§ **YOUR OBJECTIVE**
Omit all images, then return the remaining material exactly as it stands.

Dataset items:
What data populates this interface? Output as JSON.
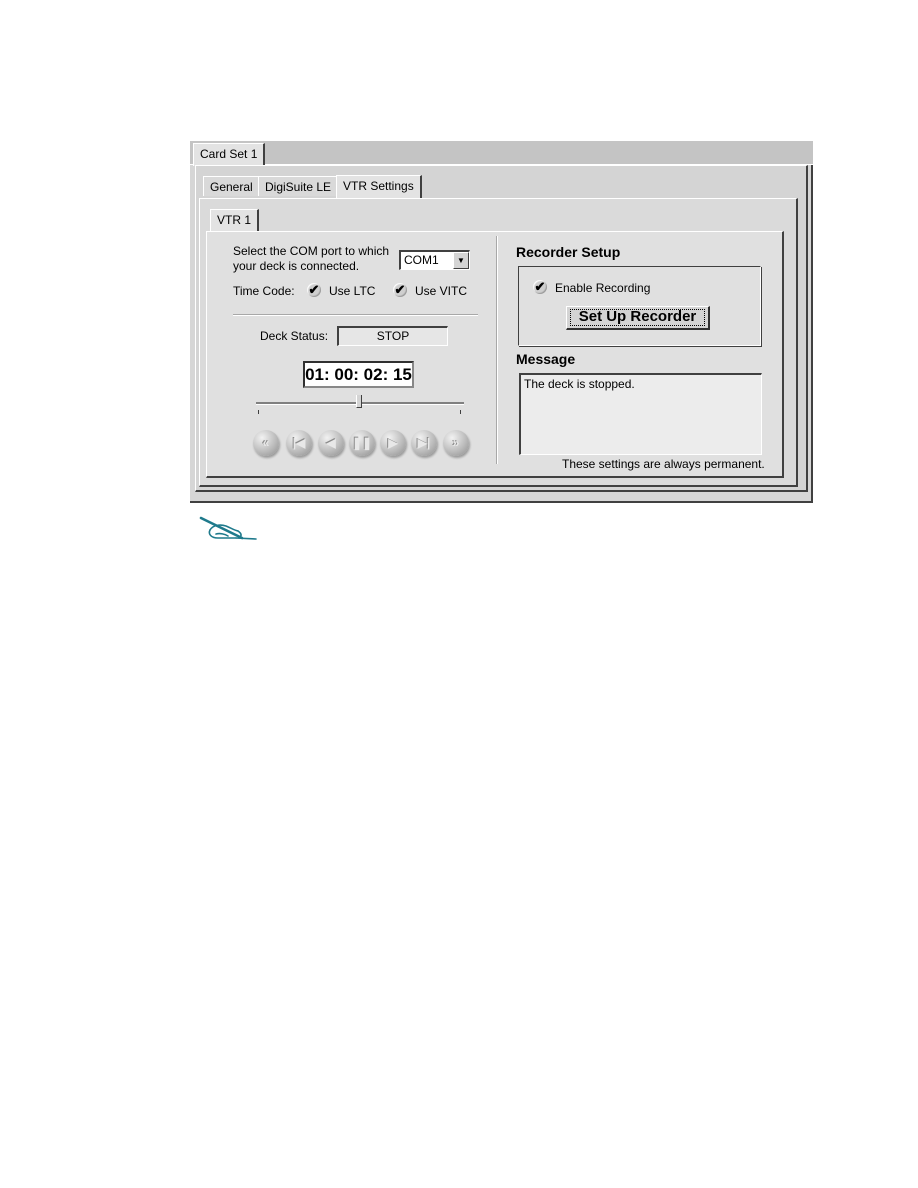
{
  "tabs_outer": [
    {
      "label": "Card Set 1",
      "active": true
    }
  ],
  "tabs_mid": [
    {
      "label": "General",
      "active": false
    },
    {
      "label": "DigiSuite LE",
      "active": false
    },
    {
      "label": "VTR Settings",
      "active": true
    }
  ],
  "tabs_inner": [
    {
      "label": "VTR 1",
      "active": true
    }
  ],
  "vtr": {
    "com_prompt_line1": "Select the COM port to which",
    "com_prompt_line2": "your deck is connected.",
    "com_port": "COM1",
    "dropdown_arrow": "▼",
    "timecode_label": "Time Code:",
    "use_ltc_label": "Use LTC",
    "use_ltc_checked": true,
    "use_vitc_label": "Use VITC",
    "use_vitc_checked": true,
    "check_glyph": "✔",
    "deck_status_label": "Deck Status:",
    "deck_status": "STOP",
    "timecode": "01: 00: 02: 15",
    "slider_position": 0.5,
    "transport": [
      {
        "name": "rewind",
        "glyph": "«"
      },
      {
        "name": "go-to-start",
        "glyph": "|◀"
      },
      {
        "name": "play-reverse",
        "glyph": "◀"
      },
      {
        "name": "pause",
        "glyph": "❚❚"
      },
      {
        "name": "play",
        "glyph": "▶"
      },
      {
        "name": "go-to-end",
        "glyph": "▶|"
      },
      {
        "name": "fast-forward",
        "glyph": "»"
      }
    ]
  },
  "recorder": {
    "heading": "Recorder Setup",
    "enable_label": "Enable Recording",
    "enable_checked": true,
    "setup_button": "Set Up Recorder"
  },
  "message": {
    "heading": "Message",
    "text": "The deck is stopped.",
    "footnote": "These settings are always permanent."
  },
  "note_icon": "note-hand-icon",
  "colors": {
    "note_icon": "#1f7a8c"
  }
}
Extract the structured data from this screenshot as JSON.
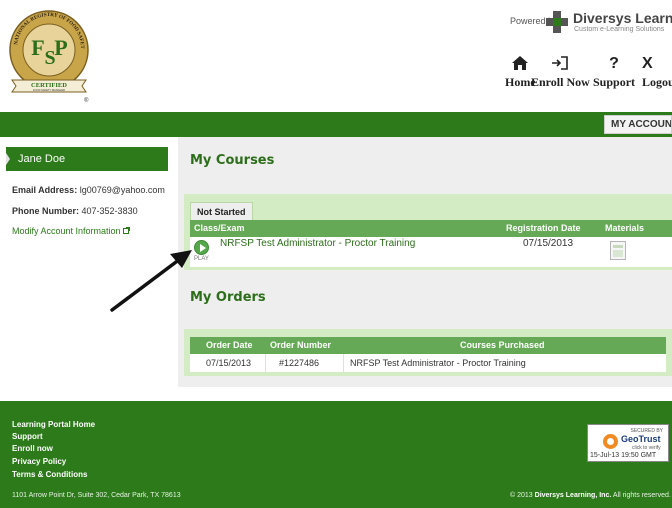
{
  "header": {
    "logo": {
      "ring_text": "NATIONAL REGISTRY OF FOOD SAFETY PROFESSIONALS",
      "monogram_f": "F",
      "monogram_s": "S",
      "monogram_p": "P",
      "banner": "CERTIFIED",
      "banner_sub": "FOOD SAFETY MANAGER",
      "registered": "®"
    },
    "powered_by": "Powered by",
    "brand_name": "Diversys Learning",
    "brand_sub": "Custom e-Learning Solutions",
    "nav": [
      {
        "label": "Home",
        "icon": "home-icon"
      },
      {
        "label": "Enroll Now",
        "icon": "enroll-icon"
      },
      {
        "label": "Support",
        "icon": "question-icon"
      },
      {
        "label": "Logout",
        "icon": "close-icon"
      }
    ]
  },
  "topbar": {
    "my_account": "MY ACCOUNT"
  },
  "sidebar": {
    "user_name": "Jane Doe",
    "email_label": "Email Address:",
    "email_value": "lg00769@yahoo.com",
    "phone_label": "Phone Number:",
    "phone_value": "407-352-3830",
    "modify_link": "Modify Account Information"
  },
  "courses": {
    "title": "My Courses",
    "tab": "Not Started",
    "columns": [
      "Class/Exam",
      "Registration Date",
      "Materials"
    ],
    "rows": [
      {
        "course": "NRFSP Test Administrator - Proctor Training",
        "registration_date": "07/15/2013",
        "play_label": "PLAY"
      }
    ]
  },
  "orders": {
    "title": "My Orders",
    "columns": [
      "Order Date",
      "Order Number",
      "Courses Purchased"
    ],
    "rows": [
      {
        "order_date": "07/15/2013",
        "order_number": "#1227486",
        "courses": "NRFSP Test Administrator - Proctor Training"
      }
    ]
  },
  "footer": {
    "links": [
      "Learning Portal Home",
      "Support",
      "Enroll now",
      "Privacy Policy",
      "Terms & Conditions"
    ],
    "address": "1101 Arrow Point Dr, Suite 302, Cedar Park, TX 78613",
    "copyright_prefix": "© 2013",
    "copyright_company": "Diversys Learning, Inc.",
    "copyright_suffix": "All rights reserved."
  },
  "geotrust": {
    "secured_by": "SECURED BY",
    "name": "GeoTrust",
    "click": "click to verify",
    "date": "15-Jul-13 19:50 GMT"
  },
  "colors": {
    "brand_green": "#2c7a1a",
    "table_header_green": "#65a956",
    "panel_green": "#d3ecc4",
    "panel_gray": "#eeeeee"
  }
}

§ **CORRECT OUTPUT**
What data populates this interface? Output as JSON.
{
  "tabs_outer": [
    {
      "label": "Card Set 1",
      "active": true
    }
  ],
  "tabs_mid": [
    {
      "label": "General",
      "active": false
    },
    {
      "label": "DigiSuite LE",
      "active": false
    },
    {
      "label": "VTR Settings",
      "active": true
    }
  ],
  "tabs_inner": [
    {
      "label": "VTR 1",
      "active": true
    }
  ],
  "vtr": {
    "com_prompt_line1": "Select the COM port to which",
    "com_prompt_line2": "your deck is connected.",
    "com_port": "COM1",
    "dropdown_arrow": "▼",
    "timecode_label": "Time Code:",
    "use_ltc_label": "Use LTC",
    "use_ltc_checked": true,
    "use_vitc_label": "Use VITC",
    "use_vitc_checked": true,
    "check_glyph": "✔",
    "deck_status_label": "Deck Status:",
    "deck_status": "STOP",
    "timecode": "01: 00: 02: 15",
    "slider_position": 0.5,
    "transport": [
      {
        "name": "rewind",
        "glyph": "«"
      },
      {
        "name": "go-to-start",
        "glyph": "|◀"
      },
      {
        "name": "play-reverse",
        "glyph": "◀"
      },
      {
        "name": "pause",
        "glyph": "❚❚"
      },
      {
        "name": "play",
        "glyph": "▶"
      },
      {
        "name": "go-to-end",
        "glyph": "▶|"
      },
      {
        "name": "fast-forward",
        "glyph": "»"
      }
    ]
  },
  "recorder": {
    "heading": "Recorder Setup",
    "enable_label": "Enable Recording",
    "enable_checked": true,
    "setup_button": "Set Up Recorder"
  },
  "message": {
    "heading": "Message",
    "text": "The deck is stopped.",
    "footnote": "These settings are always permanent."
  },
  "note_icon": "note-hand-icon",
  "colors": {
    "note_icon": "#1f7a8c"
  }
}
Extract the structured data from this screenshot as JSON.
{
  "header": {
    "logo": {
      "ring_text": "NATIONAL REGISTRY OF FOOD SAFETY PROFESSIONALS",
      "monogram_f": "F",
      "monogram_s": "S",
      "monogram_p": "P",
      "banner": "CERTIFIED",
      "banner_sub": "FOOD SAFETY MANAGER",
      "registered": "®"
    },
    "powered_by": "Powered by",
    "brand_name": "Diversys Learning",
    "brand_sub": "Custom e-Learning Solutions",
    "nav": [
      {
        "label": "Home",
        "icon": "home-icon"
      },
      {
        "label": "Enroll Now",
        "icon": "enroll-icon"
      },
      {
        "label": "Support",
        "icon": "question-icon"
      },
      {
        "label": "Logout",
        "icon": "close-icon"
      }
    ]
  },
  "topbar": {
    "my_account": "MY ACCOUNT"
  },
  "sidebar": {
    "user_name": "Jane Doe",
    "email_label": "Email Address:",
    "email_value": "lg00769@yahoo.com",
    "phone_label": "Phone Number:",
    "phone_value": "407-352-3830",
    "modify_link": "Modify Account Information"
  },
  "courses": {
    "title": "My Courses",
    "tab": "Not Started",
    "columns": [
      "Class/Exam",
      "Registration Date",
      "Materials"
    ],
    "rows": [
      {
        "course": "NRFSP Test Administrator - Proctor Training",
        "registration_date": "07/15/2013",
        "play_label": "PLAY"
      }
    ]
  },
  "orders": {
    "title": "My Orders",
    "columns": [
      "Order Date",
      "Order Number",
      "Courses Purchased"
    ],
    "rows": [
      {
        "order_date": "07/15/2013",
        "order_number": "#1227486",
        "courses": "NRFSP Test Administrator - Proctor Training"
      }
    ]
  },
  "footer": {
    "links": [
      "Learning Portal Home",
      "Support",
      "Enroll now",
      "Privacy Policy",
      "Terms & Conditions"
    ],
    "address": "1101 Arrow Point Dr, Suite 302, Cedar Park, TX 78613",
    "copyright_prefix": "© 2013",
    "copyright_company": "Diversys Learning, Inc.",
    "copyright_suffix": "All rights reserved."
  },
  "geotrust": {
    "secured_by": "SECURED BY",
    "name": "GeoTrust",
    "click": "click to verify",
    "date": "15-Jul-13 19:50 GMT"
  },
  "colors": {
    "brand_green": "#2c7a1a",
    "table_header_green": "#65a956",
    "panel_green": "#d3ecc4",
    "panel_gray": "#eeeeee"
  }
}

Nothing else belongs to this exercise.